Exercise
Please pick up the guest post below on teaching critical reading with CritiqueIt after its last sentence and continue writing it.

Quoted passage
____________
Critical Reading with CritiqueIt: A Guest Post from Colin Brown

Our latest guest post is from Colin M. Brown, PhD, a Lecturer in Comparative Politics at Harvard University.  He shares with us a great tool for teaching students how to critically engage with texts in a meaningful way.

Active learning has shown effectiveness in teaching concepts, but what about in instructing college students how to read effectively? One unavoidable problem in political science remains teaching students how to read actual works of social science. We expose students to original research and “great books” in our field as a way of simultaneously teaching the course content and also teaching how to read a particular style of social science argument.

This is well and good, and like writing, reading is a skill where students will learn mostly by doing. But are there things we can do to assist the process of learning how to read analytically?

Students may form reading groups, but this conversation still happens after the fact, and the reading process itself remains solitary.

Some new technologies have potential to make the reading itself into an active and collaborative learning process. In my (small, upper-level) discussion course this semester, we used a piece of proprietary annotation software –CritiqueIt –to allow students to comment on shared, digital copies of a subset of the readings, and to reply to each other’s comments. Because this was a test run for a small class, and only seven texts were used this way over the course of the semester, it’s hard to use this to make broad generalizations about the technique. But there were a few kinds of promising interaction that I saw:

  1. I could mark up the text beforehand with questions to help frame students’ readings.
  2. Students could ask a comprehension or terminology question and get my response.
  3. Students could offer comments and marginal notes for other students to view and react to.
  4. Students could point out flaws in/points of disagreement with the readings

For example, in reading E.E. Schattschneider’s Party Government, one student highlighted the passage: “He justifies the system by stating a famous argument against democracy, the supposed tendency of majorities to become tyrannical,” (p. 9) with the question:

  • Are there examples of political parties forming tyrannical majorities occurring in any modern democracies?

To which another student replied,

  • Perhaps Madison would have been most wary of political parties in a parliamentary system like the UK, where the majority can be “tyrannical.”

This gave me a concrete question on the topic I could touch on briefly in setting up the discussion, but also indicated that students were already aware of some of the potential institutional variation underlying party systems and we could jump right into that part of the discussion.

Until we actually test outcomes, it’s hard to say much about gains to learning; students seemed to like it, at least. As an instructor trying to lead a discussion-based seminar, I can certainly vouch for the helpfulness on my end. By posting pieces that I thought would either be difficult or controversial, I was able to get a sense before class of whether students had the reactions I expected, and could try steer our conversation accordingly.
____________
Dataset excerpts
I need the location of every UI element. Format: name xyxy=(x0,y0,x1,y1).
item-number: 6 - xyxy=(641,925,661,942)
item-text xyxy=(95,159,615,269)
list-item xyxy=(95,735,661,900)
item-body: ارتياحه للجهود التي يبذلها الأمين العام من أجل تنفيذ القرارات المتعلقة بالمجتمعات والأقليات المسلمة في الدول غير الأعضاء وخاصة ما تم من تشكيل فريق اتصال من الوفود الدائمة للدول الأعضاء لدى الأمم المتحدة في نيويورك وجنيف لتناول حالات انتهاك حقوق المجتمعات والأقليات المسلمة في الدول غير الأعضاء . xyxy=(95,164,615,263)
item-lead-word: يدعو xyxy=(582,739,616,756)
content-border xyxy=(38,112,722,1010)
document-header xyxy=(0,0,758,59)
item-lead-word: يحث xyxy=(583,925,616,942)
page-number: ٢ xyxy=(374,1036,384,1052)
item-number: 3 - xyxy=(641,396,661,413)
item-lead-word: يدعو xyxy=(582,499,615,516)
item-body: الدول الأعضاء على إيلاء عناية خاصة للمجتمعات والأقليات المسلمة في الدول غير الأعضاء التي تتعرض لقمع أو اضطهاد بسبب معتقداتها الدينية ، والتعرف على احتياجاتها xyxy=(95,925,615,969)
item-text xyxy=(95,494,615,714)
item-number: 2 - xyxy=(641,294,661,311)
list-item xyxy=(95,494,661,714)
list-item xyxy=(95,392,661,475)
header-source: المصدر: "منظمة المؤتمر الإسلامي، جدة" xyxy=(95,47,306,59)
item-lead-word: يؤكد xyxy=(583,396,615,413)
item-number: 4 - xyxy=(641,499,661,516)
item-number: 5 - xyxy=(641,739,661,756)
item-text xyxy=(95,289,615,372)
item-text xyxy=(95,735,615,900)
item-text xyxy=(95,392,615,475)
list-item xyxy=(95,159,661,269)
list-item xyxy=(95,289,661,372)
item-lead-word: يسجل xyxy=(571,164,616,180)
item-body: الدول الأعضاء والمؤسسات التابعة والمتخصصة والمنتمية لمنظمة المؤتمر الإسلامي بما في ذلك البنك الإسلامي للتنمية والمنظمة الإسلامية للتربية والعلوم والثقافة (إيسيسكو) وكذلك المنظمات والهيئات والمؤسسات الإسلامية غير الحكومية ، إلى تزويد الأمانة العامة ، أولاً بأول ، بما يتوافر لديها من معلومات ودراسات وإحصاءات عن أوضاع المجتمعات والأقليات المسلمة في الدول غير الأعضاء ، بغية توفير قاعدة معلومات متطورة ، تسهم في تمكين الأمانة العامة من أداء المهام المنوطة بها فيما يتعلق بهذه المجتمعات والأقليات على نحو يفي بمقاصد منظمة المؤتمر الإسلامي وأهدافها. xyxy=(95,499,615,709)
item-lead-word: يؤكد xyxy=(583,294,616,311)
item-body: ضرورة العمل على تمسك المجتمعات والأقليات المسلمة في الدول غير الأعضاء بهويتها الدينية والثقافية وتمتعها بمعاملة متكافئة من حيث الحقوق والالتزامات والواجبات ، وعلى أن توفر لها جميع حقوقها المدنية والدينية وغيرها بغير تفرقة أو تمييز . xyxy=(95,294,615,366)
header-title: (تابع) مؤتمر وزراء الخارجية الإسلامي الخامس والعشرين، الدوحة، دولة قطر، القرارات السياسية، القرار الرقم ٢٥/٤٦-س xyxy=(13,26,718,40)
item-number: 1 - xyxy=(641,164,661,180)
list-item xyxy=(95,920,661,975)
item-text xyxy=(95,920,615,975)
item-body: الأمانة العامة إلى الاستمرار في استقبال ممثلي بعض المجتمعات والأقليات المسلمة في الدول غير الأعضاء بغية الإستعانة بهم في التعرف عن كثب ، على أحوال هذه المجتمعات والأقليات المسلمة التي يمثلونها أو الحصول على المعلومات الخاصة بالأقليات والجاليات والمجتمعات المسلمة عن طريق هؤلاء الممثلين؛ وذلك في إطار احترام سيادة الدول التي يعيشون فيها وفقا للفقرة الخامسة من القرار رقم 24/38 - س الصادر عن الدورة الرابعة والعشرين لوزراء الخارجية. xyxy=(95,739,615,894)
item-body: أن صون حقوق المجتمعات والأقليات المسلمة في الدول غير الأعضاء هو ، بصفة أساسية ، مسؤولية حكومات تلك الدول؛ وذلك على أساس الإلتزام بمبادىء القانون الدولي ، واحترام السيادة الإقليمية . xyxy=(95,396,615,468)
____________
Exercise result
For example, when we read parts of Fowler, Baker and Dawes’ 2008 APSR piece on genetics and participation, I had planned on focusing the discussion on the ethics of using this kind of knowledge in mobilization, but found that students were uniformly doubtful about the practicality of using this kind of knowledge, so I was able to come to class more ready for that conversation. The early pieces also were helpful in signaling to me the background knowledge that students had, as well as cases they were familiar with or interested in (the first student comment above went on to specifically ask about Japan, for example).

It also allowed me to do an gentler cold call on some of the students in the seminar who weren’t as assertive or talkative, in order to engage them with a more specific question that I knew they would be ready for: “[Name], in your comments you mentioned that you didn’t think this dynamic would work in the United States. Can you talk me through your thoughts on that?” As the course went on, students increasingly prefaced any remarks with something like, “Oh, I talked about this in my comments,…” Explicit feedback from students was limited but generally positive; formal evaluations are still open so it will be interesting to see how much this works into their comments.

So, this is definitely still in the experimental stage, but I am eager to see where this goes, particularly trying it out with larger seminars or even in more introductory/lecture style courses. But if we need to teach students how to read academic writing, then bringing active learning back into the reading process itself seems promising.

NB about NB: If you want to try this and your institution’s LMS does not support CritiqueIt, AnnotationsX or similar software natively, NB (nb.mit.edu) is a pretty user-friendly web app which supports PDFs and allows for back-and-forth on comments. It also has the advantage of allowing students to flag comments as questions needing answers, which might be especially helpful for introductory courses where there might be more comprehension questions.